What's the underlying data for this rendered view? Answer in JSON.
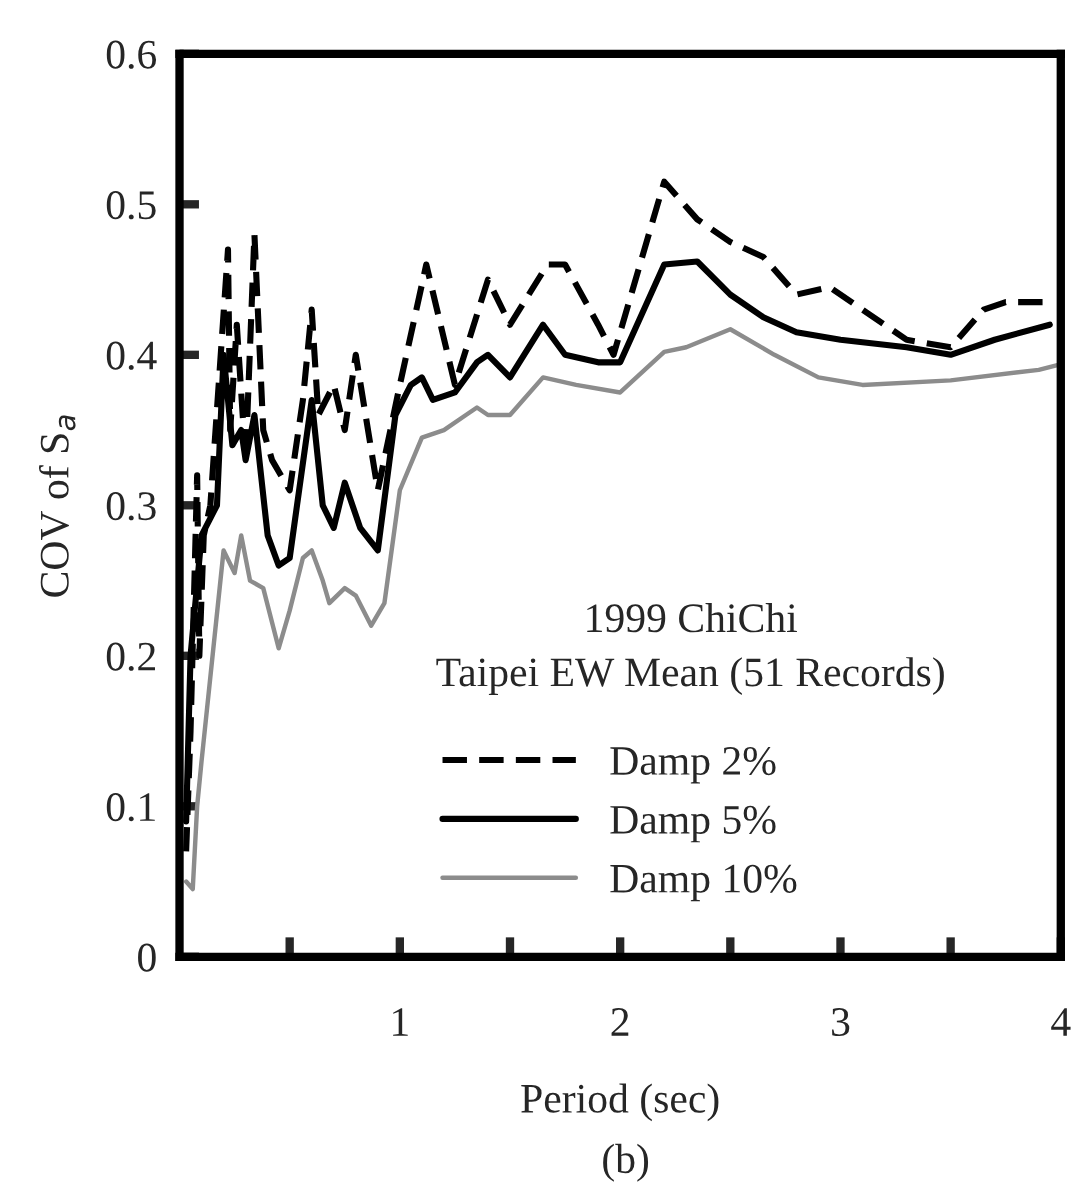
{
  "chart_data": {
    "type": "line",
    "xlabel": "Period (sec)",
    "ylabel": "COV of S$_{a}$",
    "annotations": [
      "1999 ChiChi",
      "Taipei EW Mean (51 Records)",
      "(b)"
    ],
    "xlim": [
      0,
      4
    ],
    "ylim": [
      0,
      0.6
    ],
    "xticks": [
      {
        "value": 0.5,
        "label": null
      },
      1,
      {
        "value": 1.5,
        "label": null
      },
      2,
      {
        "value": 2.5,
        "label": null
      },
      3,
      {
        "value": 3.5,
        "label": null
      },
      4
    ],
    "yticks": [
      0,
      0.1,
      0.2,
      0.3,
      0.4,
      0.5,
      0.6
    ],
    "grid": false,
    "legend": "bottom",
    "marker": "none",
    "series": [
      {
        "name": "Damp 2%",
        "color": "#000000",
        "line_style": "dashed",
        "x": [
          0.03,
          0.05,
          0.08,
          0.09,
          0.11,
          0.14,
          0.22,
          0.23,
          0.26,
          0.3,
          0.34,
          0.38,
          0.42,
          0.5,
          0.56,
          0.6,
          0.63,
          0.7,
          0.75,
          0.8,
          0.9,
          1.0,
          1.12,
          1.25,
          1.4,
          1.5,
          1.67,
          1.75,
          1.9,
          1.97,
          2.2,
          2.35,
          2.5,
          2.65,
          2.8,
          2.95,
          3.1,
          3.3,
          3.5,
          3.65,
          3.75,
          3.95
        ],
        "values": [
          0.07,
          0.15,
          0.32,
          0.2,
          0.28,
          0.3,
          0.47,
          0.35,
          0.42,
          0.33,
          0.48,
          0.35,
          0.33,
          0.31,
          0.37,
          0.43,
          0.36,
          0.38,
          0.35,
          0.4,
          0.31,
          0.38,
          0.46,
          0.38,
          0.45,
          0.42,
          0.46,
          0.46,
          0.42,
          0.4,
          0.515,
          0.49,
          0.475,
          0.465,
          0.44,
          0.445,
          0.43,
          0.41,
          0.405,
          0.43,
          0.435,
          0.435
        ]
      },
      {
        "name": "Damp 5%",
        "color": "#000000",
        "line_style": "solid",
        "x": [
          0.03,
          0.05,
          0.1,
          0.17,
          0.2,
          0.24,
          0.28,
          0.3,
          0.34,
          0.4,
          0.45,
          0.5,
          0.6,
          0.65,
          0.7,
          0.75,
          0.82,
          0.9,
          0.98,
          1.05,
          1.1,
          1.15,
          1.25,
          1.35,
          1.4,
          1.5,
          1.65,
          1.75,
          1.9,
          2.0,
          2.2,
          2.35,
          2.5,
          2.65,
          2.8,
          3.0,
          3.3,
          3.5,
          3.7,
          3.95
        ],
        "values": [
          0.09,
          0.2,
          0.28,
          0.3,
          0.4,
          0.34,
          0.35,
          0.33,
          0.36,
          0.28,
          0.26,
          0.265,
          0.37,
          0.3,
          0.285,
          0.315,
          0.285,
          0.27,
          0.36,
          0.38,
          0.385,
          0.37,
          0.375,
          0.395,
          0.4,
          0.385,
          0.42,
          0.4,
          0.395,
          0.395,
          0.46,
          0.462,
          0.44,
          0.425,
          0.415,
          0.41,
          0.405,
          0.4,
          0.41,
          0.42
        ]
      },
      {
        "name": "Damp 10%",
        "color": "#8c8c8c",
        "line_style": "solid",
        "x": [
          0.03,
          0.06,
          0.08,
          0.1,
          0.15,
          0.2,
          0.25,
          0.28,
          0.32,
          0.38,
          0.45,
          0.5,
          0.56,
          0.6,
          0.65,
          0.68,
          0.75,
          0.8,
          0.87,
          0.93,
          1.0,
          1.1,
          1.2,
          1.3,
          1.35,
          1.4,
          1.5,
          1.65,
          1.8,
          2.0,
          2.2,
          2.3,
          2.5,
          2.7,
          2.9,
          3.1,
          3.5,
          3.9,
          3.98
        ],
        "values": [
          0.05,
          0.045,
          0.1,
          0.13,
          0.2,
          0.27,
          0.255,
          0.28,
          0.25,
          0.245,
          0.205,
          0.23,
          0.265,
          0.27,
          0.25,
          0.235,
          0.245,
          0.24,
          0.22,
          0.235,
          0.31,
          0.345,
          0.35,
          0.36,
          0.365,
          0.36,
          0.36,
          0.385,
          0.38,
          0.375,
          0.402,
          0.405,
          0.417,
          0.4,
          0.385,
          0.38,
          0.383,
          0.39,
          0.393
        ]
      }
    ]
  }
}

|---|

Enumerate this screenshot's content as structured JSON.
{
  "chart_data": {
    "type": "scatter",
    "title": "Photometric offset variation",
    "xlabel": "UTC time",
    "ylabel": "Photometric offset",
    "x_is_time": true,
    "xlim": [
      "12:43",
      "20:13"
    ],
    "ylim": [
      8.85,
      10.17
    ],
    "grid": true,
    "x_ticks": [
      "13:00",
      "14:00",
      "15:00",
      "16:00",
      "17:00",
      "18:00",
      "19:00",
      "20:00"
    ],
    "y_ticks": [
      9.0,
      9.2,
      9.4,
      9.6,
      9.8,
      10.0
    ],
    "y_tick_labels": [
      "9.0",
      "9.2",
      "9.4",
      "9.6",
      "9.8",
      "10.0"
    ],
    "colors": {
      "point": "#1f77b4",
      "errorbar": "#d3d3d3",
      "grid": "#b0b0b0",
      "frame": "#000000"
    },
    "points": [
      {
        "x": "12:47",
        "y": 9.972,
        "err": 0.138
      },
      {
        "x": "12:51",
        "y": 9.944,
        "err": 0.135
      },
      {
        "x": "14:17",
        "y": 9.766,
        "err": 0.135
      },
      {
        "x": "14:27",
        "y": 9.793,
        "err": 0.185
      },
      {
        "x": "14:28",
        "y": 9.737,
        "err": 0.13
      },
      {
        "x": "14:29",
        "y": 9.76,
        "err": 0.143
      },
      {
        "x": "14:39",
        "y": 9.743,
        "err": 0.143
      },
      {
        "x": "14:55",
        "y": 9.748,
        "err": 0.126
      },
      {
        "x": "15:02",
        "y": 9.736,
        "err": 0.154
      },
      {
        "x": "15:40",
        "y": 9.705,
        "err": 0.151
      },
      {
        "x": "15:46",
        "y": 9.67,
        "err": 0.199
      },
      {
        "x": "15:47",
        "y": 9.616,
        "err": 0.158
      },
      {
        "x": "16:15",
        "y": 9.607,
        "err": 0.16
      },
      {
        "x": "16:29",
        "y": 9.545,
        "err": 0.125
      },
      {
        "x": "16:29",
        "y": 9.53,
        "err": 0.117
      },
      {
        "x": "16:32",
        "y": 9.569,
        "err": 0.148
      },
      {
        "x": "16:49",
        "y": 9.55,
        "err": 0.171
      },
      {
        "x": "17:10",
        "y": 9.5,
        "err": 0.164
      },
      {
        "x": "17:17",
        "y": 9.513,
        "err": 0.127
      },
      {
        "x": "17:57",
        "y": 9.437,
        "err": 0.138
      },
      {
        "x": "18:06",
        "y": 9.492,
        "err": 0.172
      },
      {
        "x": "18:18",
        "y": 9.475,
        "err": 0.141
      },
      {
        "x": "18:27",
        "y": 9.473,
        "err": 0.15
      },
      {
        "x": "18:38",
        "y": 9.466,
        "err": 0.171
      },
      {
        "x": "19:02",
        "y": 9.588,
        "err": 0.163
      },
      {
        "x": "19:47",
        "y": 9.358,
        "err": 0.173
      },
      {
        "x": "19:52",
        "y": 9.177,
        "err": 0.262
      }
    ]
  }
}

|---|

● Set problem
Select the lines from the entries that include the word "JSON".

● Result for this exercise
What's the underlying data for this rendered view? Answer in JSON.
Enumerate this screenshot's content as structured JSON.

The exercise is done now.